Problem to work on = Rewrite only the lines starting at the one containing "Output each element" and ending at the one containing "contour-cell xyxy=(1064,455,1078,467)", swapping "contour-cell" for "grid-cell" and leaving everything else unchanged.

Record list =
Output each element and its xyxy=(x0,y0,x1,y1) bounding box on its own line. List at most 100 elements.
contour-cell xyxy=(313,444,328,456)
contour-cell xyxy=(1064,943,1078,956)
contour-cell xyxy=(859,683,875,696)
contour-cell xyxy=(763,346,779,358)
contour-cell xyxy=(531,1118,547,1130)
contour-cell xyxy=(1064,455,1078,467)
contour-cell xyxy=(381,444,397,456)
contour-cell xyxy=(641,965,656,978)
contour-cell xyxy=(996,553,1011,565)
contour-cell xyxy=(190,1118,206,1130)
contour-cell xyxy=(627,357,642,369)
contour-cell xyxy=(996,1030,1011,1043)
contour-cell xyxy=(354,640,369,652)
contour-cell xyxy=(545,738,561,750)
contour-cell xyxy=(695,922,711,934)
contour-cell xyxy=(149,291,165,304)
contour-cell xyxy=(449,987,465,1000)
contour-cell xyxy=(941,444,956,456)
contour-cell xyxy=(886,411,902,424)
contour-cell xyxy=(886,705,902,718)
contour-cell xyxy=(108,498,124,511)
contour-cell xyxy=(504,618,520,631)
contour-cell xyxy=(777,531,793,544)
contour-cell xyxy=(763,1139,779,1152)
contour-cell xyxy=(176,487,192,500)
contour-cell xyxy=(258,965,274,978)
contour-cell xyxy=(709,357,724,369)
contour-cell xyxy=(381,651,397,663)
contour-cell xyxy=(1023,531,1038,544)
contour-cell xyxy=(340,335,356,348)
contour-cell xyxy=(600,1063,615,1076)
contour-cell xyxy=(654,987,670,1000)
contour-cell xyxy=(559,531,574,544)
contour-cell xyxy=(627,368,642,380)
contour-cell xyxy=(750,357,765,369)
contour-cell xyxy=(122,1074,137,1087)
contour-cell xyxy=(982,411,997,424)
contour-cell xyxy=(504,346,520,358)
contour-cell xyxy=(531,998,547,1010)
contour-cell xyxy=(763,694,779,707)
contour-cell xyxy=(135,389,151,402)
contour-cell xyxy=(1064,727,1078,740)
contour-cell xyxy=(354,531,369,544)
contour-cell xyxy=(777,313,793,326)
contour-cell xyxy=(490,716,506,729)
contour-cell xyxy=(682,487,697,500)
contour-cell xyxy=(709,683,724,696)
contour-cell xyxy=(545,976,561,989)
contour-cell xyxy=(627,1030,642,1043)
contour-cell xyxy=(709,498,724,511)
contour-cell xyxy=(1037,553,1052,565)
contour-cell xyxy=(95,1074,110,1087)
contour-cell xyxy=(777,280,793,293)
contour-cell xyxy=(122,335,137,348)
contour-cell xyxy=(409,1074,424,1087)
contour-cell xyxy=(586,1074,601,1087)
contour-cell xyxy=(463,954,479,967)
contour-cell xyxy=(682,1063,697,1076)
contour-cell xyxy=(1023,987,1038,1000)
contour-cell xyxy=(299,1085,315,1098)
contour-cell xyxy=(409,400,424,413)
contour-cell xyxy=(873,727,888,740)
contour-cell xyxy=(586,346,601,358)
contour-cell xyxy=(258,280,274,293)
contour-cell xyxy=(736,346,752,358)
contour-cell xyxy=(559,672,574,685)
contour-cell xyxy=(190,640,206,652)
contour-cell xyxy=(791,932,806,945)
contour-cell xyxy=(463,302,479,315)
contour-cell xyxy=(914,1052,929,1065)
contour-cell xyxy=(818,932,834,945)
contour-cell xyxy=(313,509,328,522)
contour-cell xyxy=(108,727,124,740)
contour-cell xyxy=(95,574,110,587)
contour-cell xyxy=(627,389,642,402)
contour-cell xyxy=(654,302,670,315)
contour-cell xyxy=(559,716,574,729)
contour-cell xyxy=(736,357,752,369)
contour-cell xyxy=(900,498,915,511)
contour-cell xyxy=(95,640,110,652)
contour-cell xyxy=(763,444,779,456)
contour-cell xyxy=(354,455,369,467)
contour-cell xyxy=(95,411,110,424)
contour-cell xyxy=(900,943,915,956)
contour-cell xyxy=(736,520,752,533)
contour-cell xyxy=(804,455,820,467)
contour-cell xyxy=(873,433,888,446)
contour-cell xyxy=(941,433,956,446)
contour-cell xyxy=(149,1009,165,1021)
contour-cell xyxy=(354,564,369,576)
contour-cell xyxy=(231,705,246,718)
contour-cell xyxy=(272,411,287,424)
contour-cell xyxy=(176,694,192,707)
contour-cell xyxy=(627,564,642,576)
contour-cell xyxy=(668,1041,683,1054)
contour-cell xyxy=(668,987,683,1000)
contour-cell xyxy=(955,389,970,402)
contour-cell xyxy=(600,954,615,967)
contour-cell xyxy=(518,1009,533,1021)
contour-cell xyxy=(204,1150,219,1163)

...

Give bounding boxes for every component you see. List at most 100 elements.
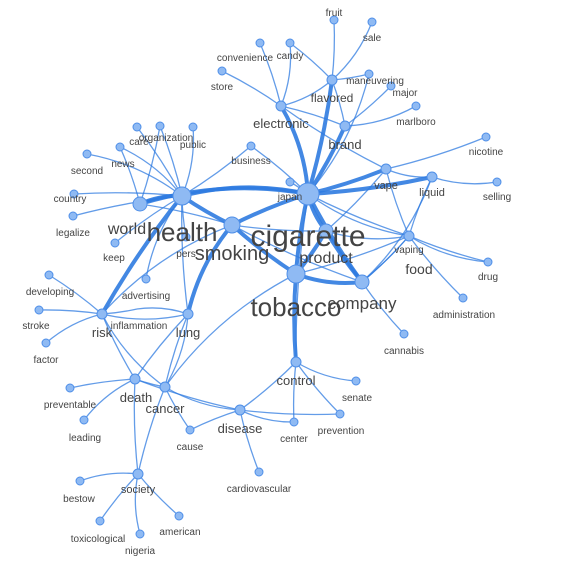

Task output =
Output each element and its xyxy=(x0,y0,x1,y1) bounding box on its own line. List at most 100 elements.
grid-cell xyxy=(313,444,328,456)
grid-cell xyxy=(1064,943,1078,956)
grid-cell xyxy=(859,683,875,696)
grid-cell xyxy=(763,346,779,358)
grid-cell xyxy=(531,1118,547,1130)
grid-cell xyxy=(1064,455,1078,467)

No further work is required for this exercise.